Retype the whole listing below, character for character.
--- BEGIN Data for the task ---
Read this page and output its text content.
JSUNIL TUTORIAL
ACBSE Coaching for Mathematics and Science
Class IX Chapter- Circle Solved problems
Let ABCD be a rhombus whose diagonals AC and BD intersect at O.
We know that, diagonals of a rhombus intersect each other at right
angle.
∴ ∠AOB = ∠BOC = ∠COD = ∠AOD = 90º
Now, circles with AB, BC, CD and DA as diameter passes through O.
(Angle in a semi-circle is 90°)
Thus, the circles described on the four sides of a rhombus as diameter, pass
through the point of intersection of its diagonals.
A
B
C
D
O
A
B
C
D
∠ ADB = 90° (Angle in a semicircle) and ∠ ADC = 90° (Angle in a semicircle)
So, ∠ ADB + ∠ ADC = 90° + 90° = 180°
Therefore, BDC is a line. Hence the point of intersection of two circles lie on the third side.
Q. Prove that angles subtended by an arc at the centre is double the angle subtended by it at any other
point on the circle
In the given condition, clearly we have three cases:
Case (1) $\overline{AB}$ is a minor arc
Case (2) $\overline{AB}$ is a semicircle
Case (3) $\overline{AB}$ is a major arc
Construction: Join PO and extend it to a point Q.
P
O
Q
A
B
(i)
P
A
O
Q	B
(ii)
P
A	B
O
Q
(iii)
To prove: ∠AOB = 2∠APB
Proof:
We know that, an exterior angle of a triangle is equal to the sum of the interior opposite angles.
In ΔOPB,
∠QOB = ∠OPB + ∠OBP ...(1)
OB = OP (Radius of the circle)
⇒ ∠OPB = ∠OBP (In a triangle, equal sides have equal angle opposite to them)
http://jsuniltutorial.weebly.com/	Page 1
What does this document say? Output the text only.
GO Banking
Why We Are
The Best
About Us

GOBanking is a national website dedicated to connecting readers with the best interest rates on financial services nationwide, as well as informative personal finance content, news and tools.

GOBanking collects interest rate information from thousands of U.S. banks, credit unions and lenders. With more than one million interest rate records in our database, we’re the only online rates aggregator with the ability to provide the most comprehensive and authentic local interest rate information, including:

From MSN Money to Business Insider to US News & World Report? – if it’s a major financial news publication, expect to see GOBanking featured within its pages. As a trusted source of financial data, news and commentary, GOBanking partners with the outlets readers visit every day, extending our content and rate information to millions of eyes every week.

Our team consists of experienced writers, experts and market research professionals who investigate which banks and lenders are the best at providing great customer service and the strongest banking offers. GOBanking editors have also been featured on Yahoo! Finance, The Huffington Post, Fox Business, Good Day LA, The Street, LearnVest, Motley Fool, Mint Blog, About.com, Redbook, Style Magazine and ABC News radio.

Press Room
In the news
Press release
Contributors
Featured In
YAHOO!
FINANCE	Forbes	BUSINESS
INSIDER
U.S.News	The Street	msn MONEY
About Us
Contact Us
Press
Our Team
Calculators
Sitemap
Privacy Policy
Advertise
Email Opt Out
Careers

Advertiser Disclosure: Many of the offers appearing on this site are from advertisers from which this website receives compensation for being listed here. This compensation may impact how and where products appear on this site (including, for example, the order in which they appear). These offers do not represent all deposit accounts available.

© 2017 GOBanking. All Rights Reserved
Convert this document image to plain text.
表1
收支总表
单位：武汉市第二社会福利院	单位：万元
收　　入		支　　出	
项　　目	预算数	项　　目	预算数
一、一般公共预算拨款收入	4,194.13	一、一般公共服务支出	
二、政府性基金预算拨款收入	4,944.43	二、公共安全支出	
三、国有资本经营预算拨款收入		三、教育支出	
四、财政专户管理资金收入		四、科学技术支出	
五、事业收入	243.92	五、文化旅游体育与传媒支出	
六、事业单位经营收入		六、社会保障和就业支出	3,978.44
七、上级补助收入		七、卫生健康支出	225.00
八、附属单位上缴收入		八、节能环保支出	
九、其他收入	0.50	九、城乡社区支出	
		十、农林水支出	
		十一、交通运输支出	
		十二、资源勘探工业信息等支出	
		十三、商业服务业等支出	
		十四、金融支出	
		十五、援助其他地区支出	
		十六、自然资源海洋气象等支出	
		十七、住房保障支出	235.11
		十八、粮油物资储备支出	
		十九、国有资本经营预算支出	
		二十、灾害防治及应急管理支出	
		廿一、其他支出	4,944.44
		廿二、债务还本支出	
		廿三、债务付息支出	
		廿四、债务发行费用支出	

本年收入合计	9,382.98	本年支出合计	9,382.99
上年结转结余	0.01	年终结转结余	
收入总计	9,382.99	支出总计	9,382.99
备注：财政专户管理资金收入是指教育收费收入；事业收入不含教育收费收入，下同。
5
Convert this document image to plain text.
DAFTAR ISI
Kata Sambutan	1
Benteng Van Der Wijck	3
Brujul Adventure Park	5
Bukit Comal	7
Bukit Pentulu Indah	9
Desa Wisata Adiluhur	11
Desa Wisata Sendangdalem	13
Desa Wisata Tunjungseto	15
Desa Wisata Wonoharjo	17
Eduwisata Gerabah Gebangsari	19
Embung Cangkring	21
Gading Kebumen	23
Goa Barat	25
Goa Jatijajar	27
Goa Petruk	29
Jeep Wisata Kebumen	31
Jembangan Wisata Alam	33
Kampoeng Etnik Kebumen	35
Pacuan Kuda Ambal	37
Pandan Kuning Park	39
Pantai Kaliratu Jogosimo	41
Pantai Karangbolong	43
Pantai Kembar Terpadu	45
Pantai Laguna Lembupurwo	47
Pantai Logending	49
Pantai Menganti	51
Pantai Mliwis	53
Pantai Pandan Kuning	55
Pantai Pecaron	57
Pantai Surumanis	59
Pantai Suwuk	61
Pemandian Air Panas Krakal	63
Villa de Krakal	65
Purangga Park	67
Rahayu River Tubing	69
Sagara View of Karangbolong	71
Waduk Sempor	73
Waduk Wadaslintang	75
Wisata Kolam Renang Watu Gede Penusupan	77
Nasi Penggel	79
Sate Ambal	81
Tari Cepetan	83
--- END Data for the task ---
* _Result for this task_:
Read this page and output its text content.
JSUNIL TUTORIAL
ACBSE Coaching for Mathematics and Science
Class IX Chapter- Circle Solved problems
Let ABCD be a rhombus whose diagonals AC and BD intersect at O.
We know that, diagonals of a rhombus intersect each other at right
angle.
∴ ∠AOB = ∠BOC = ∠COD = ∠AOD = 90º
Now, circles with AB, BC, CD and DA as diameter passes through O.
(Angle in a semi-circle is 90°)
Thus, the circles described on the four sides of a rhombus as diameter, pass
through the point of intersection of its diagonals.
A
B
C
D
O
A
B
C
D
∠ ADB = 90° (Angle in a semicircle) and ∠ ADC = 90° (Angle in a semicircle)
So, ∠ ADB + ∠ ADC = 90° + 90° = 180°
Therefore, BDC is a line. Hence the point of intersection of two circles lie on the third side.
Q. Prove that angles subtended by an arc at the centre is double the angle subtended by it at any other
point on the circle
In the given condition, clearly we have three cases:
Case (1) $\overline{AB}$ is a minor arc
Case (2) $\overline{AB}$ is a semicircle
Case (3) $\overline{AB}$ is a major arc
Construction: Join PO and extend it to a point Q.
P
O
Q
A
B
(i)
P
A
O
Q	B
(ii)
P
A	B
O
Q
(iii)
To prove: ∠AOB = 2∠APB
Proof:
We know that, an exterior angle of a triangle is equal to the sum of the interior opposite angles.
In ΔOPB,
∠QOB = ∠OPB + ∠OBP ...(1)
OB = OP (Radius of the circle)
⇒ ∠OPB = ∠OBP (In a triangle, equal sides have equal angle opposite to them)
http://jsuniltutorial.weebly.com/	Page 1
What does this document say? Output the text only.
GO Banking
Why We Are
The Best
About Us

GOBanking is a national website dedicated to connecting readers with the best interest rates on financial services nationwide, as well as informative personal finance content, news and tools.

GOBanking collects interest rate information from thousands of U.S. banks, credit unions and lenders. With more than one million interest rate records in our database, we’re the only online rates aggregator with the ability to provide the most comprehensive and authentic local interest rate information, including:

From MSN Money to Business Insider to US News & World Report? – if it’s a major financial news publication, expect to see GOBanking featured within its pages. As a trusted source of financial data, news and commentary, GOBanking partners with the outlets readers visit every day, extending our content and rate information to millions of eyes every week.

Our team consists of experienced writers, experts and market research professionals who investigate which banks and lenders are the best at providing great customer service and the strongest banking offers. GOBanking editors have also been featured on Yahoo! Finance, The Huffington Post, Fox Business, Good Day LA, The Street, LearnVest, Motley Fool, Mint Blog, About.com, Redbook, Style Magazine and ABC News radio.

Press Room
In the news
Press release
Contributors
Featured In
YAHOO!
FINANCE	Forbes	BUSINESS
INSIDER
U.S.News	The Street	msn MONEY
About Us
Contact Us
Press
Our Team
Calculators
Sitemap
Privacy Policy
Advertise
Email Opt Out
Careers

Advertiser Disclosure: Many of the offers appearing on this site are from advertisers from which this website receives compensation for being listed here. This compensation may impact how and where products appear on this site (including, for example, the order in which they appear). These offers do not represent all deposit accounts available.

© 2017 GOBanking. All Rights Reserved
Convert this document image to plain text.
表1
收支总表
单位：武汉市第二社会福利院	单位：万元
收　　入		支　　出	
项　　目	预算数	项　　目	预算数
一、一般公共预算拨款收入	4,194.13	一、一般公共服务支出	
二、政府性基金预算拨款收入	4,944.43	二、公共安全支出	
三、国有资本经营预算拨款收入		三、教育支出	
四、财政专户管理资金收入		四、科学技术支出	
五、事业收入	243.92	五、文化旅游体育与传媒支出	
六、事业单位经营收入		六、社会保障和就业支出	3,978.44
七、上级补助收入		七、卫生健康支出	225.00
八、附属单位上缴收入		八、节能环保支出	
九、其他收入	0.50	九、城乡社区支出	
		十、农林水支出	
		十一、交通运输支出	
		十二、资源勘探工业信息等支出	
		十三、商业服务业等支出	
		十四、金融支出	
		十五、援助其他地区支出	
		十六、自然资源海洋气象等支出	
		十七、住房保障支出	235.11
		十八、粮油物资储备支出	
		十九、国有资本经营预算支出	
		二十、灾害防治及应急管理支出	
		廿一、其他支出	4,944.44
		廿二、债务还本支出	
		廿三、债务付息支出	
		廿四、债务发行费用支出	

本年收入合计	9,382.98	本年支出合计	9,382.99
上年结转结余	0.01	年终结转结余	
收入总计	9,382.99	支出总计	9,382.99
备注：财政专户管理资金收入是指教育收费收入；事业收入不含教育收费收入，下同。
5
Convert this document image to plain text.
DAFTAR ISI
Kata Sambutan	1
Benteng Van Der Wijck	3
Brujul Adventure Park	5
Bukit Comal	7
Bukit Pentulu Indah	9
Desa Wisata Adiluhur	11
Desa Wisata Sendangdalem	13
Desa Wisata Tunjungseto	15
Desa Wisata Wonoharjo	17
Eduwisata Gerabah Gebangsari	19
Embung Cangkring	21
Gading Kebumen	23
Goa Barat	25
Goa Jatijajar	27
Goa Petruk	29
Jeep Wisata Kebumen	31
Jembangan Wisata Alam	33
Kampoeng Etnik Kebumen	35
Pacuan Kuda Ambal	37
Pandan Kuning Park	39
Pantai Kaliratu Jogosimo	41
Pantai Karangbolong	43
Pantai Kembar Terpadu	45
Pantai Laguna Lembupurwo	47
Pantai Logending	49
Pantai Menganti	51
Pantai Mliwis	53
Pantai Pandan Kuning	55
Pantai Pecaron	57
Pantai Surumanis	59
Pantai Suwuk	61
Pemandian Air Panas Krakal	63
Villa de Krakal	65
Purangga Park	67
Rahayu River Tubing	69
Sagara View of Karangbolong	71
Waduk Sempor	73
Waduk Wadaslintang	75
Wisata Kolam Renang Watu Gede Penusupan	77
Nasi Penggel	79
Sate Ambal	81
Tari Cepetan	83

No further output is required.